======== Data provided ========
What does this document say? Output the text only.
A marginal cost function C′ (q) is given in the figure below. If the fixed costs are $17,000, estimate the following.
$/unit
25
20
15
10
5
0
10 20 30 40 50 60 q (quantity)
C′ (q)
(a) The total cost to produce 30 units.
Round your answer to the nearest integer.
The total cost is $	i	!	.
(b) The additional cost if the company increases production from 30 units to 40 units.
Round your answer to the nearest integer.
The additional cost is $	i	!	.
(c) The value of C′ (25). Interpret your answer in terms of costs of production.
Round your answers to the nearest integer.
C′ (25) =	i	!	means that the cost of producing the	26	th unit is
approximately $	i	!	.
========
_Instructions to follow_
Your task is to quote the listing above word for word.

_Result for this exercise_
What does this document say? Output the text only.
A marginal cost function C′ (q) is given in the figure below. If the fixed costs are $17,000, estimate the following.
$/unit
25
20
15
10
5
0
10 20 30 40 50 60 q (quantity)
C′ (q)
(a) The total cost to produce 30 units.
Round your answer to the nearest integer.
The total cost is $	i	!	.
(b) The additional cost if the company increases production from 30 units to 40 units.
Round your answer to the nearest integer.
The additional cost is $	i	!	.
(c) The value of C′ (25). Interpret your answer in terms of costs of production.
Round your answers to the nearest integer.
C′ (25) =	i	!	means that the cost of producing the	26	th unit is
approximately $	i	!	.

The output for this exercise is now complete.